● **TASK GOAL**: Quote the line containing "Read all visible" and all lines that follow it in the listing below, exactly as written.
++++
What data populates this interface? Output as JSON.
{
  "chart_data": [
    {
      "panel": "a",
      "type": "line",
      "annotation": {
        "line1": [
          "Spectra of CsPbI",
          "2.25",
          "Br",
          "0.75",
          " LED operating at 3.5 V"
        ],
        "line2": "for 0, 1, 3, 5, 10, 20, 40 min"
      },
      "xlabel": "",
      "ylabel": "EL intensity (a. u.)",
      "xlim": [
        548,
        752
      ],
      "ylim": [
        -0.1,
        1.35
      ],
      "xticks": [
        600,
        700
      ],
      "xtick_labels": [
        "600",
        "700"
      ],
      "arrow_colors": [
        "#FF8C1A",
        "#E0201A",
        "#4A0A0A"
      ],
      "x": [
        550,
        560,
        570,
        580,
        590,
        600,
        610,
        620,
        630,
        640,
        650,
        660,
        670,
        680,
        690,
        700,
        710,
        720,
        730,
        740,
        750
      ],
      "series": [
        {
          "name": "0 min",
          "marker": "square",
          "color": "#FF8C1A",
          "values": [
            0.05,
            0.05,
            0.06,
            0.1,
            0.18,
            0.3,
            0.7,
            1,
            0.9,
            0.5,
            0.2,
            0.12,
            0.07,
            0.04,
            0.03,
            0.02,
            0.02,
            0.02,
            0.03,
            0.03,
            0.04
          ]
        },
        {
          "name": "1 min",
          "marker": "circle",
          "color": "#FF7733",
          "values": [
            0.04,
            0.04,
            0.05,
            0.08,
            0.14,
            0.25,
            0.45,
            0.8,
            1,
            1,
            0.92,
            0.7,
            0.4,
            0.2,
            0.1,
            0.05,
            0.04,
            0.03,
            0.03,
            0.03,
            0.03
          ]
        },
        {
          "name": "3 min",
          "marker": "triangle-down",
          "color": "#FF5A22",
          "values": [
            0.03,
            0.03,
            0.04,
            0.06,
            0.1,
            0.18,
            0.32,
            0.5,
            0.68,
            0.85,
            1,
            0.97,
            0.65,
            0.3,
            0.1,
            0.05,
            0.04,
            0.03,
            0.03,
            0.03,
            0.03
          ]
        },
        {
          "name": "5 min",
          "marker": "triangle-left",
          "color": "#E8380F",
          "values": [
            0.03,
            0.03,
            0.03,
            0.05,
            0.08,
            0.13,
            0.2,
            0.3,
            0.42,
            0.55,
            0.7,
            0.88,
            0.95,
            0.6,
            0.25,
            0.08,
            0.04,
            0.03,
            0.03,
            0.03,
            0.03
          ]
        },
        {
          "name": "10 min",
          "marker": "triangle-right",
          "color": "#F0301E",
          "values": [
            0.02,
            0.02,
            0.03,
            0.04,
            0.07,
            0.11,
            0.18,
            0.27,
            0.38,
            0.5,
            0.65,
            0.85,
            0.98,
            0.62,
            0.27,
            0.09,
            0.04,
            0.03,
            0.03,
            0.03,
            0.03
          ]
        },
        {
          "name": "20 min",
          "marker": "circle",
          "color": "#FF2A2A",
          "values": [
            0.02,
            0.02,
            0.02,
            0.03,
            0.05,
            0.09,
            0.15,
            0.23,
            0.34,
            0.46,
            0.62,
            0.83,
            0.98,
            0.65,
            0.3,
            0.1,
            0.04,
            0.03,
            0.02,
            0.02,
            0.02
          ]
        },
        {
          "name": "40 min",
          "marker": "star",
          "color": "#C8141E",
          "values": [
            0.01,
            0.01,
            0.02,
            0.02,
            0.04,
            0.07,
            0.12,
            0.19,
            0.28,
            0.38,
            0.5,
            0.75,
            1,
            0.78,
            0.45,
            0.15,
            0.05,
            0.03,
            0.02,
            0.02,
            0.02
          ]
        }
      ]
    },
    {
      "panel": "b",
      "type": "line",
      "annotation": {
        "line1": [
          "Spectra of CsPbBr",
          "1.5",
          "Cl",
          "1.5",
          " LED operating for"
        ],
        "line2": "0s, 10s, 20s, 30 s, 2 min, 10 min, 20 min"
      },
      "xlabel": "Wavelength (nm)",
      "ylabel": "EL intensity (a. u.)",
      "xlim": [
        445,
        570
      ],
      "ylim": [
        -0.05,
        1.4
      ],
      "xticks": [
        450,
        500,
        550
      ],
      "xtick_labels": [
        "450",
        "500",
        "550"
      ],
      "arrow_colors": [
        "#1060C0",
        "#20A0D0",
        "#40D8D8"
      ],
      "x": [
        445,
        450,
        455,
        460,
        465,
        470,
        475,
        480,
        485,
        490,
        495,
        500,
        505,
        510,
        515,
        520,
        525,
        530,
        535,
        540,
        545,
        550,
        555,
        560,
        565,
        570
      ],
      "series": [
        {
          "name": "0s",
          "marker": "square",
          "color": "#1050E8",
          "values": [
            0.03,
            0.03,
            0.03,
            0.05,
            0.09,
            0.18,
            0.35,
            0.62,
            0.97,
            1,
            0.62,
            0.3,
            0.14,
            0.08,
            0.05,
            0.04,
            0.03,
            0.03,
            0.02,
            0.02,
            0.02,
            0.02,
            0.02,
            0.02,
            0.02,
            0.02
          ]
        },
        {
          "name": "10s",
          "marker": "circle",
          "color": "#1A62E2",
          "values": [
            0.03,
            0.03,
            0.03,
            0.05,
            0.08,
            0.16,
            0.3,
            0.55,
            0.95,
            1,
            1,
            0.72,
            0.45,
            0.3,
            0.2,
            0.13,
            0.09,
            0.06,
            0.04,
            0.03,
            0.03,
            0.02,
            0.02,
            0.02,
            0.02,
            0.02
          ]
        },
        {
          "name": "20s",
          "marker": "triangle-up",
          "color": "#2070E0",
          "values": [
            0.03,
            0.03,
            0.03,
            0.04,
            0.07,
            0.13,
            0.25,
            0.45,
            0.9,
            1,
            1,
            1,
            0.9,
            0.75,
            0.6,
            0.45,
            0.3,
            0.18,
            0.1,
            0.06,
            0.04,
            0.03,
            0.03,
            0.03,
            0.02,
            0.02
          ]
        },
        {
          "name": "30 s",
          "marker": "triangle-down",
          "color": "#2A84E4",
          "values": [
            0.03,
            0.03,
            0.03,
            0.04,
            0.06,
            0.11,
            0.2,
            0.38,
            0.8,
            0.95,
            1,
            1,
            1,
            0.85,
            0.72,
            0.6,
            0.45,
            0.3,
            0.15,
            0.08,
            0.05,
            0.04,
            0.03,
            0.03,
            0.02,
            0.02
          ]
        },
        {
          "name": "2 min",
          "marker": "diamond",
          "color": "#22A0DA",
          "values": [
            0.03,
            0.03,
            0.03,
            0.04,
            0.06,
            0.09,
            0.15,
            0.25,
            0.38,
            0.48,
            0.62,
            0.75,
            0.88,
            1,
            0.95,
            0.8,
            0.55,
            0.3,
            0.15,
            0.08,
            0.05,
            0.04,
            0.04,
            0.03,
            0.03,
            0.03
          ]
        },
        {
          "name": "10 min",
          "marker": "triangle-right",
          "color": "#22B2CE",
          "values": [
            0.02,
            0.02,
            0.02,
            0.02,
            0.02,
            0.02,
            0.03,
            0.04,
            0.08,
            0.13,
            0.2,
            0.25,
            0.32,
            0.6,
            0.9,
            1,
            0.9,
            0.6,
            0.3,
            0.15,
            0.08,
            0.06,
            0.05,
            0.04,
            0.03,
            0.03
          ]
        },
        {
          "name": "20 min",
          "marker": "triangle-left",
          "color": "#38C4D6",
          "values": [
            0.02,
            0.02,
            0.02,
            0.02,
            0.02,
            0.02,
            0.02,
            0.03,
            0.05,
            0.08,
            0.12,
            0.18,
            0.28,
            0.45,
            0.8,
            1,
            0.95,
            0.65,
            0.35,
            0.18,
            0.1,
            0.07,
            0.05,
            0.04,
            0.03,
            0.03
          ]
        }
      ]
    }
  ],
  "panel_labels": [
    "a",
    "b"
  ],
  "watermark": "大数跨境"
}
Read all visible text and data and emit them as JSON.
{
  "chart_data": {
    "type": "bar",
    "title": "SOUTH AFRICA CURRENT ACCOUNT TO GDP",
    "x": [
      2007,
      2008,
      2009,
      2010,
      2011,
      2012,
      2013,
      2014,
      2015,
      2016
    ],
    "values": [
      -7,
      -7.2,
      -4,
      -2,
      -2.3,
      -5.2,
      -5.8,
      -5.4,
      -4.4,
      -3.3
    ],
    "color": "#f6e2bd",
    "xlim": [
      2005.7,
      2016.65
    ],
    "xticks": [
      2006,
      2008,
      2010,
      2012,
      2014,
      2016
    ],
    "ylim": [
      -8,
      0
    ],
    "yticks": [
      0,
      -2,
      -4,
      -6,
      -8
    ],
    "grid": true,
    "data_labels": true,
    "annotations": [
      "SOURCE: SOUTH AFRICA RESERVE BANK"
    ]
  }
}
++++
● **THE RESPONSE**:
Read all visible text and data and emit them as JSON.
{
  "chart_data": {
    "type": "bar",
    "title": "SOUTH AFRICA CURRENT ACCOUNT TO GDP",
    "x": [
      2007,
      2008,
      2009,
      2010,
      2011,
      2012,
      2013,
      2014,
      2015,
      2016
    ],
    "values": [
      -7,
      -7.2,
      -4,
      -2,
      -2.3,
      -5.2,
      -5.8,
      -5.4,
      -4.4,
      -3.3
    ],
    "color": "#f6e2bd",
    "xlim": [
      2005.7,
      2016.65
    ],
    "xticks": [
      2006,
      2008,
      2010,
      2012,
      2014,
      2016
    ],
    "ylim": [
      -8,
      0
    ],
    "yticks": [
      0,
      -2,
      -4,
      -6,
      -8
    ],
    "grid": true,
    "data_labels": true,
    "annotations": [
      "SOURCE: SOUTH AFRICA RESERVE BANK"
    ]
  }
}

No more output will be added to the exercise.